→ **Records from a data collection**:
<<<<

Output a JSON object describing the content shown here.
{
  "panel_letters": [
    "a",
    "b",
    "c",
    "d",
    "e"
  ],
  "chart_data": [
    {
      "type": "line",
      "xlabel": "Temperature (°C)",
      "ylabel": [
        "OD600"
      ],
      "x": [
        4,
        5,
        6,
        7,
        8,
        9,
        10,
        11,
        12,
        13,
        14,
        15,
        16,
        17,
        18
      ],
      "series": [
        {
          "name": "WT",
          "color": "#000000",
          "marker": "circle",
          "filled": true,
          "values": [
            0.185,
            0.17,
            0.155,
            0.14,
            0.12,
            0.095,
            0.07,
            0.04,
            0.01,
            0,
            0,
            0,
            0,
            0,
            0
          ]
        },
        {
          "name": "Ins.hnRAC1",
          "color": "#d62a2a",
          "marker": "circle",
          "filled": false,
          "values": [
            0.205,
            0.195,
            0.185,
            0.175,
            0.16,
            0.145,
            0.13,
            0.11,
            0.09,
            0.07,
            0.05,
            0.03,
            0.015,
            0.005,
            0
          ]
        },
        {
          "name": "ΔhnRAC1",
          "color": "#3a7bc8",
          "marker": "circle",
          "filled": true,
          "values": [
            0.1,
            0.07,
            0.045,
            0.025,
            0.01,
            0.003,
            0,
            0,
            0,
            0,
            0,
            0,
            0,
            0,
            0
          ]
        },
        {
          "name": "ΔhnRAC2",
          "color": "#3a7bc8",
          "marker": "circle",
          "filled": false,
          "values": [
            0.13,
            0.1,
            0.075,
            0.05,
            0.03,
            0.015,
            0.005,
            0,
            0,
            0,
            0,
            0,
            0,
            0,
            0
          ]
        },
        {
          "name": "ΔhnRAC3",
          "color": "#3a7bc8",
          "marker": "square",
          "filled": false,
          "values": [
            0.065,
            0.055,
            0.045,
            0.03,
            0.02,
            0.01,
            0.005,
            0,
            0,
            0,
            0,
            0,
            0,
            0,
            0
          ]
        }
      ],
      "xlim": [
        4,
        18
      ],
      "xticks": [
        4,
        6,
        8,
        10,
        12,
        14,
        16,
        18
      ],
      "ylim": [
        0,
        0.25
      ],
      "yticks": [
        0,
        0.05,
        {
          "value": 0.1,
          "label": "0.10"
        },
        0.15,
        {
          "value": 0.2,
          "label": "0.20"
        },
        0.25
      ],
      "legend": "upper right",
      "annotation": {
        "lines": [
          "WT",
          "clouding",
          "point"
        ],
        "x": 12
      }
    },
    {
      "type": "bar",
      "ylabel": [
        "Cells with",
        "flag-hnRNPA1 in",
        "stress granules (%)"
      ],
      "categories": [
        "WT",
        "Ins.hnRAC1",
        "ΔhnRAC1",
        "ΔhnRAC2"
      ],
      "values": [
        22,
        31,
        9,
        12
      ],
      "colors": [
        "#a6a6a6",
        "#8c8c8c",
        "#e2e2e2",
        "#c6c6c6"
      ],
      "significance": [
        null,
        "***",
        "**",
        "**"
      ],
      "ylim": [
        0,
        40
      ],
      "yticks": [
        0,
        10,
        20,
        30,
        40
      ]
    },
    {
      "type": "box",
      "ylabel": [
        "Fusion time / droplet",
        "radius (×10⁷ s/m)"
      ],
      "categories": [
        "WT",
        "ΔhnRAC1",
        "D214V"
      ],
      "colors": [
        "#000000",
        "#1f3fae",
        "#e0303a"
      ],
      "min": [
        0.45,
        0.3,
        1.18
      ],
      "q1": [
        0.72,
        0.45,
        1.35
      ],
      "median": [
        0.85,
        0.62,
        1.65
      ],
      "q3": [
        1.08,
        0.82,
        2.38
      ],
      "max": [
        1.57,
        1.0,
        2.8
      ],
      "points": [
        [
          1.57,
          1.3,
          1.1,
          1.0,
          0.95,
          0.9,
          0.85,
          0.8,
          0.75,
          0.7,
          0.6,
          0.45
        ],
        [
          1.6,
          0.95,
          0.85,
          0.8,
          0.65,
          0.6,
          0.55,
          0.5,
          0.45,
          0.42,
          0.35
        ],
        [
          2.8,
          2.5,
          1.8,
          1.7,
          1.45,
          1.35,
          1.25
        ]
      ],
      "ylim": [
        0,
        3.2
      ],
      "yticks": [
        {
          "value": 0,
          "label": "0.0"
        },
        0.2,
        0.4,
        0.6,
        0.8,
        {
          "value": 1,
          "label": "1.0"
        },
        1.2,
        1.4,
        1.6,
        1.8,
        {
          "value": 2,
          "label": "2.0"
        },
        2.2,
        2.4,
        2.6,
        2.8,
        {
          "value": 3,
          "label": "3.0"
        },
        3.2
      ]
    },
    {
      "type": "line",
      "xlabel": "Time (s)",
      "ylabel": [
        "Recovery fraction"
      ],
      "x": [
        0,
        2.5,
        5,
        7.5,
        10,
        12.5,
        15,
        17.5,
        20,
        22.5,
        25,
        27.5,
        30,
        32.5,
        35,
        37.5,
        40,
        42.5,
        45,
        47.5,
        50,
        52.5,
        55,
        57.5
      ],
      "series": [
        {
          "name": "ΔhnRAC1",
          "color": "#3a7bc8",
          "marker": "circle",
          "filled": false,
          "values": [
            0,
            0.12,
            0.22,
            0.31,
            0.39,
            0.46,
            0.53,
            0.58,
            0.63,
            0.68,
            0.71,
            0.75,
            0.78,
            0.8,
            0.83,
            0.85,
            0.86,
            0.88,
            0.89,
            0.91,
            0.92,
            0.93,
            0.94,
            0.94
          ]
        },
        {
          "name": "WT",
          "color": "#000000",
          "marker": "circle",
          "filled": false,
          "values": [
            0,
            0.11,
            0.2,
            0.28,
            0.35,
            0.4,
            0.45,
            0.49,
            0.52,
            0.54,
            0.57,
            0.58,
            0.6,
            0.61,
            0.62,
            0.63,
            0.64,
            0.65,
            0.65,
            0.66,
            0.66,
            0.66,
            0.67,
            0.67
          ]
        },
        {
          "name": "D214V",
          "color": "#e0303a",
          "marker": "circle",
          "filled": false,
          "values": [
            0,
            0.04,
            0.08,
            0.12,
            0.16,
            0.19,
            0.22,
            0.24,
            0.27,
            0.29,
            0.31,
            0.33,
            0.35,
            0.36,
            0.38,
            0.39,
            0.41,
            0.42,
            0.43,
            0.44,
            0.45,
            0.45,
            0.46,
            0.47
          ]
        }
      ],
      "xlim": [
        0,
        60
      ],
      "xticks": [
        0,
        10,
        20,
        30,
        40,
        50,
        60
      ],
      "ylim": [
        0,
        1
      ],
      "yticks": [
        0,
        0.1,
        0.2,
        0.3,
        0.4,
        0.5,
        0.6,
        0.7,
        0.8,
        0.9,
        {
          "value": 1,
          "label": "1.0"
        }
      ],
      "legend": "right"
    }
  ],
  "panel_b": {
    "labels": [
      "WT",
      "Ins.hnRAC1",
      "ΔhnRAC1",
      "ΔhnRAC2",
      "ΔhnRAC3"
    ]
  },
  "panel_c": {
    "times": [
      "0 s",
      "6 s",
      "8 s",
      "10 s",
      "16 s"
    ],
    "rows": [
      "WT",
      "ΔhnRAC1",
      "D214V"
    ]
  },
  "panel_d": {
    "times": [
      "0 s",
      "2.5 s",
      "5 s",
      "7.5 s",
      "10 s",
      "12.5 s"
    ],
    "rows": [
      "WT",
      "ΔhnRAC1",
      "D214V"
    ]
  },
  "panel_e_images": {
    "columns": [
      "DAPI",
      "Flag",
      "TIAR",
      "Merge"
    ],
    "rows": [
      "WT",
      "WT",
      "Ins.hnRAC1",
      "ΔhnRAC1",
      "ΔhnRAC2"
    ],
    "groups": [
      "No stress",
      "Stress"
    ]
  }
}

>>>>

→ **Task directions**: Count the lines in the entries that hold the word "type", and give nothing but the total.

→ **Solved problem**: 4